- Text excerpt

      There are a few metrics that we studied pretty closely, but found that there was either little correlation between those metrics and conversions, that we couldn’t tie them closely enough together, or that we simply failed at moving the needle on those metrics.

      Examples of RFM metrics we’ve put on the back burner for now are sign-up autoresponder open rates and click-through rates, downloads from the Groove App Store and customization of widgets.

      There’s definitely plenty of trial and error involved :-)

  4. Alex,

    I think you win the “most transparent entrepreneur”. Were working on email triggers based on usage and this really confirmed the direction we are headed. I’ve yet to read an article you’ve written that wasn’t packed with timely, quality content and necessary for just about every SaaS team to read. Kudos for sharing the knowledge and for driving the SaaS SMB conversion conversation.

  5. Michael Epstein Dec 21, 2013 at 6:53 pm

    Love your blog Alex and appreciate your transparency. Really enjoyed reading this article. Shows your great understanding of KPIs and dedication to utilizing data to take proactive action. So many companies just want to throw money at their problems to keep revenue up, when they aren’t willing or able to address their fundamental internal deficiencies that would prove so much more valuable in the long run.

    • Thanks, Michael!

      Couldn’t agree more; throwing money at business problems can sometimes stop the bleeding for a while. Doing the hard work of truly understanding what’s causing the problem, and then re-engineering your way you do things to ensure that the problem never occurs again is critical for long-term growth. Especially for us startups.

  6. WOW Alex it is the most brilliant post i ever read!
    I read all of you’r blog’s posts but this one give me so much insight about KPI and success metrics so its really really awesome.

  7. Emeric Ernoult Dec 28, 2013 at 2:53 am

    Thanks Alex for this great article. Lots of insights there!

    I have two qustions for you as we also use Kissmetrics and would definitely need to focus on these RFMs as well!

    1st: How did you obtain that first screenshot where you get the lenght of the first session and the average sign-in per day during the first 30 days. I’ve checked our metrics tab and can’t figure out how to do this! I may miss something. Or is this something that requires a special plan?

    2nd: How do you manage to send targeted emails to a specific batch of users yu identify through Kissmetrics, do go ahead, run the people search, export as excel, import in (mailchimp?) and the send the email? Sounds like an awfully painful process to me. Or is there a secret way to retrieve those emails automatically and automate that process? Really curious about this one because the inability to automate that process is really what makes us not do this kind of things using kissmetrcs.


    PS: I’m a big fan of your blog :-) Too bad we were already using a competing product before I discovered you (and are happy about it), but at least, now, I am mentionning you guys everytime I am asked what support system to use. So it works, even for people not using you!

    • Thanks for the comment and the great questions, Emeric!

      1) That data is definitely in KISSmetrics, just not in the way we’ve mocked up (for visual purposes to make it easier to see). We simply run a custom report…feel free to email me for help :)

      2) We handle all of that through

      And thank you! I’m happy you find the blog useful, and that you tell your friends about us. I hope you’ll give us a try, too ;)

  8. Sebalis Davis Dec 03, 2015 at 9:13 am

    This is great; I am actually pushing with some team members to implement practices to reduce our churn rate. We are in the same boat you were in, and I know that it can be done. It all comes down to usage data!

  9. What system did you use to send the email to the 30 second first timers? Was that manual?

  10. Excellent post, Alex, thanks!

    We have been trying to send out emails to users that have tried our software for a few days and then stopped. But the reply rate to those emails has been extremely low (~2%).

    1) What kind of email would you send in that case?
    2) What software are you using to do so? We’re doing that in-house which could be problematic.

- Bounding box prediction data

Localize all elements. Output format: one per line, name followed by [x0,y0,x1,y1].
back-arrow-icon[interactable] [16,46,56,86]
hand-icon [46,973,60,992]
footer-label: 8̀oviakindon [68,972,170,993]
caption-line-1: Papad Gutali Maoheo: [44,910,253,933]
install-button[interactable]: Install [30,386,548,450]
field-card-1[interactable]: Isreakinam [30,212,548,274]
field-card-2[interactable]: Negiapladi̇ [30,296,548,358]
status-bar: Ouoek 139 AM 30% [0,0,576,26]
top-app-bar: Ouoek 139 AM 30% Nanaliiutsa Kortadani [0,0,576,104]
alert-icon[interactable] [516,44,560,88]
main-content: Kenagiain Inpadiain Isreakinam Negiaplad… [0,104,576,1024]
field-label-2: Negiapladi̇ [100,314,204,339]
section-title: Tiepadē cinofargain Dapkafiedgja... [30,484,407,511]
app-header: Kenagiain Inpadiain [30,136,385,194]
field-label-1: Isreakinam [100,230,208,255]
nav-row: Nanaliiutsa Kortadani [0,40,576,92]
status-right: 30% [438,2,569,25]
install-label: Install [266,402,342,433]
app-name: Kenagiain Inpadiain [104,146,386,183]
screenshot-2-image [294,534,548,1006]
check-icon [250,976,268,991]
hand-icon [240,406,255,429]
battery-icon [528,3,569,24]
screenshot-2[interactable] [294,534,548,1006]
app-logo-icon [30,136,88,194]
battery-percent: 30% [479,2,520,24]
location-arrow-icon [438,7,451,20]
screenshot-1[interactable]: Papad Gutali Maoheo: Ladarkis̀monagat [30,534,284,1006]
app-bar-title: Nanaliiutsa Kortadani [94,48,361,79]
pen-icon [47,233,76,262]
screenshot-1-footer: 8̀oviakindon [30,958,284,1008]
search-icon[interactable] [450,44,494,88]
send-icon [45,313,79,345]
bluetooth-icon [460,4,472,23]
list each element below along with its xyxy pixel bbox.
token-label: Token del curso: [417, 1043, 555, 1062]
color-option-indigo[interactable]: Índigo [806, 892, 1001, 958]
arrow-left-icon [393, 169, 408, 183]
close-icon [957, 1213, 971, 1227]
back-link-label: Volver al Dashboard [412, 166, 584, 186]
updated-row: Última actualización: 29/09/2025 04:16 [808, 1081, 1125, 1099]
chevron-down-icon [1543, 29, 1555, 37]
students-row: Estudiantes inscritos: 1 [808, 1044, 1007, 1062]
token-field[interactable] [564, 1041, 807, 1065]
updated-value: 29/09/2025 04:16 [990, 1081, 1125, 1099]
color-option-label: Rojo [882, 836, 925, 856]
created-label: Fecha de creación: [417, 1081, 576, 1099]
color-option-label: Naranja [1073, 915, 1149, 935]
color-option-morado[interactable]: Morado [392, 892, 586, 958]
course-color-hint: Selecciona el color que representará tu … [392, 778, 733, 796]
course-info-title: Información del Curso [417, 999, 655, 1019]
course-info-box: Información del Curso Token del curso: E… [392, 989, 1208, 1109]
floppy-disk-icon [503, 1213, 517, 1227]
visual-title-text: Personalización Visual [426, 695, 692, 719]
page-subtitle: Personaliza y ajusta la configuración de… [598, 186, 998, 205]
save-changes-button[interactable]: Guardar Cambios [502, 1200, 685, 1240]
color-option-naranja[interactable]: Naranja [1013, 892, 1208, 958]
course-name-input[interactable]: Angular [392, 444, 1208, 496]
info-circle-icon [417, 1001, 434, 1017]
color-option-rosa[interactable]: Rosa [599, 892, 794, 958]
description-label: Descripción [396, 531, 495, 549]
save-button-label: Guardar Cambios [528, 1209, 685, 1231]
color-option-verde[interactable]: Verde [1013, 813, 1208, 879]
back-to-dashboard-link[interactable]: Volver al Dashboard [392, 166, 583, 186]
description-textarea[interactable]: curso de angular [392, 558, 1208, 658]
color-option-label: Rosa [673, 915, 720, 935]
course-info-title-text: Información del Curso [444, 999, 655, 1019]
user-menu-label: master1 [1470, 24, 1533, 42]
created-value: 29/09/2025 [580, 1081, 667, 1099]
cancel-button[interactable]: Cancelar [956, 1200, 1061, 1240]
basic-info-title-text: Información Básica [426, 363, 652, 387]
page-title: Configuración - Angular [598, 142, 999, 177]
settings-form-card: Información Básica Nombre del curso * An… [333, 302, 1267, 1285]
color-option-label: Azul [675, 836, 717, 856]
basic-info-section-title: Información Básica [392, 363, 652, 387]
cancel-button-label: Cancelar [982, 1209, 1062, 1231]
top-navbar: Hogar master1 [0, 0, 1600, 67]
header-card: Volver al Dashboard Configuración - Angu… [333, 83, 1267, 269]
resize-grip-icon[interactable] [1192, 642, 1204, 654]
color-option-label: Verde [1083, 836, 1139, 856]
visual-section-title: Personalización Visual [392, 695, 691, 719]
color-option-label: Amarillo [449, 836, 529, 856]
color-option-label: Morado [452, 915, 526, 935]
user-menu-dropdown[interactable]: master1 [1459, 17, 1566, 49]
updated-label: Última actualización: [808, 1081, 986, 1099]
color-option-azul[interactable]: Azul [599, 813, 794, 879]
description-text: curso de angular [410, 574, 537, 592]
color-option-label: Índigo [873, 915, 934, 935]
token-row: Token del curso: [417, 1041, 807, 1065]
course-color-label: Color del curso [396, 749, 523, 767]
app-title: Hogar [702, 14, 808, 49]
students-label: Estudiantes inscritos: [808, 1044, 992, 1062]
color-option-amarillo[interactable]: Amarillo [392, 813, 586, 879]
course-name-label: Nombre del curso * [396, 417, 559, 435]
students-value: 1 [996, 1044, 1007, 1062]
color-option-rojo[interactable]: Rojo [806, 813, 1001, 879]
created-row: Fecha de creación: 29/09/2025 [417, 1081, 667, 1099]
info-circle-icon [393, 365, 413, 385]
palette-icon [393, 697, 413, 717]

- Activity list
1. Give the name of each commenter in the comment thread who appears with a date, along with that date.
2. Quote the comment thread from "Love your blog" through "i ever read!", inclusive.
The lines above have nothing to do with the work here.

- Set of answers
1.
Michael Epstein, Dec 21, 2013
Emeric Ernoult, Dec 28, 2013
Sebalis Davis, Dec 03, 2015

2.
Love your blog Alex and appreciate your transparency. Really enjoyed reading this article. Shows your great understanding of KPIs and dedication to utilizing data to take proactive action. So many companies just want to throw money at their problems to keep revenue up, when they aren’t willing or able to address their fundamental internal deficiencies that would prove so much more valuable in the long run.

    • Thanks, Michael!

      Couldn’t agree more; throwing money at business problems can sometimes stop the bleeding for a while. Doing the hard work of truly understanding what’s causing the problem, and then re-engineering your way you do things to ensure that the problem never occurs again is critical for long-term growth. Especially for us startups.

  6. WOW Alex it is the most brilliant post i ever read!